### Written request
Make a verbatim copy of the entries below; pictures stay out.
━━━━━ Provided entries
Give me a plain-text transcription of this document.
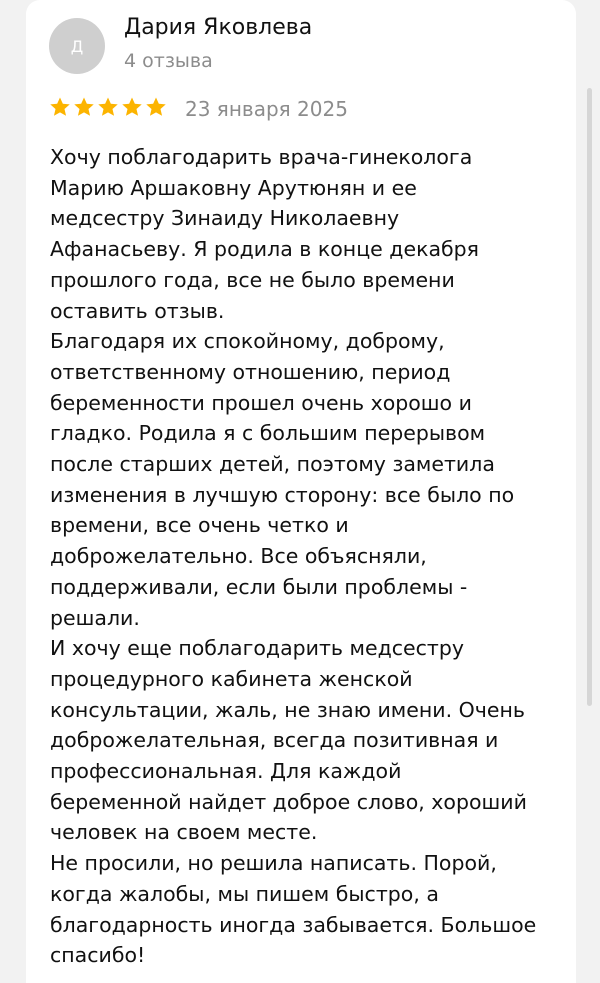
Д
Дария Яковлева
4 отзыва
23 января 2025

Хочу поблагодарить врача-гинеколога
Марию Аршаковну Арутюнян и ее
медсестру Зинаиду Николаевну
Афанасьеву. Я родила в конце декабря
прошлого года, все не было времени
оставить отзыв.
Благодаря их спокойному, доброму,
ответственному отношению, период
беременности прошел очень хорошо и
гладко. Родила я с большим перерывом
после старших детей, поэтому заметила
изменения в лучшую сторону: все было по
времени, все очень четко и
доброжелательно. Все объясняли,
поддерживали, если были проблемы -
решали.
И хочу еще поблагодарить медсестру
процедурного кабинета женской
консультации, жаль, не знаю имени. Очень
доброжелательная, всегда позитивная и
профессиональная. Для каждой
беременной найдет доброе слово, хороший
человек на своем месте.
Не просили, но решила написать. Порой,
когда жалобы, мы пишем быстро, а
благодарность иногда забывается. Большое
спасибо!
━━━━━━━━━━
### Solved problem
Give me a plain-text transcription of this document.
Д
Дария Яковлева
4 отзыва
23 января 2025

Хочу поблагодарить врача-гинеколога
Марию Аршаковну Арутюнян и ее
медсестру Зинаиду Николаевну
Афанасьеву. Я родила в конце декабря
прошлого года, все не было времени
оставить отзыв.
Благодаря их спокойному, доброму,
ответственному отношению, период
беременности прошел очень хорошо и
гладко. Родила я с большим перерывом
после старших детей, поэтому заметила
изменения в лучшую сторону: все было по
времени, все очень четко и
доброжелательно. Все объясняли,
поддерживали, если были проблемы -
решали.
И хочу еще поблагодарить медсестру
процедурного кабинета женской
консультации, жаль, не знаю имени. Очень
доброжелательная, всегда позитивная и
профессиональная. Для каждой
беременной найдет доброе слово, хороший
человек на своем месте.
Не просили, но решила написать. Порой,
когда жалобы, мы пишем быстро, а
благодарность иногда забывается. Большое
спасибо!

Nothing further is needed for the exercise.